Task objective
Go through the entries and say how many lines contain the string "الملك". The number is the whole answer.

*** Records for this task ***

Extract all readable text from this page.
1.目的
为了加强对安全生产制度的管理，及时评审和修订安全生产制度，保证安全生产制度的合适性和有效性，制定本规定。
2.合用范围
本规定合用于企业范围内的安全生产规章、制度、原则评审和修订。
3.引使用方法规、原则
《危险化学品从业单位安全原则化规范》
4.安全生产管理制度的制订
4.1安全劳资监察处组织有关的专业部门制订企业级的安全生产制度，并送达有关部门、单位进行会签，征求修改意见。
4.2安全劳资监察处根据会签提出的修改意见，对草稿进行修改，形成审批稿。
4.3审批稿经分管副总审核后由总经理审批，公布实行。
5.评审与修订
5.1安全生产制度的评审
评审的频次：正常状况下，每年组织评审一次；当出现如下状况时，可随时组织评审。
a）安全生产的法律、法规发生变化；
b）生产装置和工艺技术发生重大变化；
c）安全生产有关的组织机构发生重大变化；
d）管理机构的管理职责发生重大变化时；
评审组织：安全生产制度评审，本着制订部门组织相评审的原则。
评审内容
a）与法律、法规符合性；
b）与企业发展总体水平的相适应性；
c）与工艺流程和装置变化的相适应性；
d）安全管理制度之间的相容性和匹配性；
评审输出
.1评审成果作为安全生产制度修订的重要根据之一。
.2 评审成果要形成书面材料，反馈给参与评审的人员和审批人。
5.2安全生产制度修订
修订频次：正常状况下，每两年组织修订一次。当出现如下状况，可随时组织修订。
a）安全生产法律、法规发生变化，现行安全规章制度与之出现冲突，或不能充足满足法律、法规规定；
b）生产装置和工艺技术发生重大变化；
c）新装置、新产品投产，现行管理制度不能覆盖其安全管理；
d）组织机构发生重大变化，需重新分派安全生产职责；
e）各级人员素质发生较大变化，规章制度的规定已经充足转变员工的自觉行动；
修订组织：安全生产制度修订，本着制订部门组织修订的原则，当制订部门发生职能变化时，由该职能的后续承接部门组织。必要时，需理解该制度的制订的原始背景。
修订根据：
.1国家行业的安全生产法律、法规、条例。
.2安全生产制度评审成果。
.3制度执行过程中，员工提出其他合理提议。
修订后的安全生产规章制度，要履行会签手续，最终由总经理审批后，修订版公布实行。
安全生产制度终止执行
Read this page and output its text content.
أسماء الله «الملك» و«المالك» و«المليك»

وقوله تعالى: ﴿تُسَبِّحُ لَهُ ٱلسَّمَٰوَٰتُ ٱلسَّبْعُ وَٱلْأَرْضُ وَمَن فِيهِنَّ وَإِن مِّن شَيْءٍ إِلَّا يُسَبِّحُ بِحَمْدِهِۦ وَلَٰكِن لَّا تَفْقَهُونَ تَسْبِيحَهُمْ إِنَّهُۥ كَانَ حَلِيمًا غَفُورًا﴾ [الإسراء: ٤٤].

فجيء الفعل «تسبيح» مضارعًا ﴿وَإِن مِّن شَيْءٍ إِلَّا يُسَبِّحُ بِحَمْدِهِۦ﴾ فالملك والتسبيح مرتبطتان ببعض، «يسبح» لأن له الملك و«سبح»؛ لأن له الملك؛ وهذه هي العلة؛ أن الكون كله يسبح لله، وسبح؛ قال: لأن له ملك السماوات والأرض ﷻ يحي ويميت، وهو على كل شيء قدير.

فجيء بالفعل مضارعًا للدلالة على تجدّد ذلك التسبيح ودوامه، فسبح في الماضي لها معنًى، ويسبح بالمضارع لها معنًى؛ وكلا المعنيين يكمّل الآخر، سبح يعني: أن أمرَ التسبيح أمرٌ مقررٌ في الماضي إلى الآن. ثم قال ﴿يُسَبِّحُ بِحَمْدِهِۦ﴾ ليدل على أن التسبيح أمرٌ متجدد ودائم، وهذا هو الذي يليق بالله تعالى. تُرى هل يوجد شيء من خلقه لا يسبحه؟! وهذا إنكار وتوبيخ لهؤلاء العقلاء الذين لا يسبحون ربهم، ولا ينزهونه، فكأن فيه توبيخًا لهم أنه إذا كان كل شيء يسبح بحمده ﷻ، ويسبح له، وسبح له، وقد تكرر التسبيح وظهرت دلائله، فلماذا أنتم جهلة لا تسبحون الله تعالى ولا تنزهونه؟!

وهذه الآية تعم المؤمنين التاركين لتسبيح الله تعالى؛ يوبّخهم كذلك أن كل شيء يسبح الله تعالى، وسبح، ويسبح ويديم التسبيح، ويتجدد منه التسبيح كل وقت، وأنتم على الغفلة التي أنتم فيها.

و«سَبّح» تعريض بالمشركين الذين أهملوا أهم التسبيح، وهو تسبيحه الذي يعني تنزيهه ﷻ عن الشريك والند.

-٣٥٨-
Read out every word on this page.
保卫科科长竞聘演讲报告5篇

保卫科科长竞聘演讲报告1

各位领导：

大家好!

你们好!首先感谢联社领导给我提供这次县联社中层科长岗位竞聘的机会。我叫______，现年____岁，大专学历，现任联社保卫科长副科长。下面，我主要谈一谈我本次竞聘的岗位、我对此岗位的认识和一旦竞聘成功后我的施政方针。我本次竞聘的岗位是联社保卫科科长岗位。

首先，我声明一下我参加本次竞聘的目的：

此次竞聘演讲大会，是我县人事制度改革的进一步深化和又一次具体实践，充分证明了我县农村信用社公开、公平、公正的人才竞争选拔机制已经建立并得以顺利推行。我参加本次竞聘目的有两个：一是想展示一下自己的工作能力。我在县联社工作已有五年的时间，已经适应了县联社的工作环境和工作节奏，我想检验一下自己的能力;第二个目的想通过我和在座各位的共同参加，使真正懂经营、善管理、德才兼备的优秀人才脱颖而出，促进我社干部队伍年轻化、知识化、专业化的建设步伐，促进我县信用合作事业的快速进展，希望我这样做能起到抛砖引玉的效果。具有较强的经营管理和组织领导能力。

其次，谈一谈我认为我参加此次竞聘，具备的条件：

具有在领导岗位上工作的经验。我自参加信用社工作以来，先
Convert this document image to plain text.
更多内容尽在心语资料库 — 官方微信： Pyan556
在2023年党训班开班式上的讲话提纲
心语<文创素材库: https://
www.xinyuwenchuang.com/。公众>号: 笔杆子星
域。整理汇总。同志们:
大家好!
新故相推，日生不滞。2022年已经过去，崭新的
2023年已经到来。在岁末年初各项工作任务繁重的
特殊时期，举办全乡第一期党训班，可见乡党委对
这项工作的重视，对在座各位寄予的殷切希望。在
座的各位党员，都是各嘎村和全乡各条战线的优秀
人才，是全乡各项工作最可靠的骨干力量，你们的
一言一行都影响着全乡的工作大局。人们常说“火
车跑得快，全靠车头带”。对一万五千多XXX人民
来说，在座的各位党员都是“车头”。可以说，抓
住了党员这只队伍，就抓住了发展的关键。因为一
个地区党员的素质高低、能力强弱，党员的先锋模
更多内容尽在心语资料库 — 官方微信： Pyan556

***

Expected output
2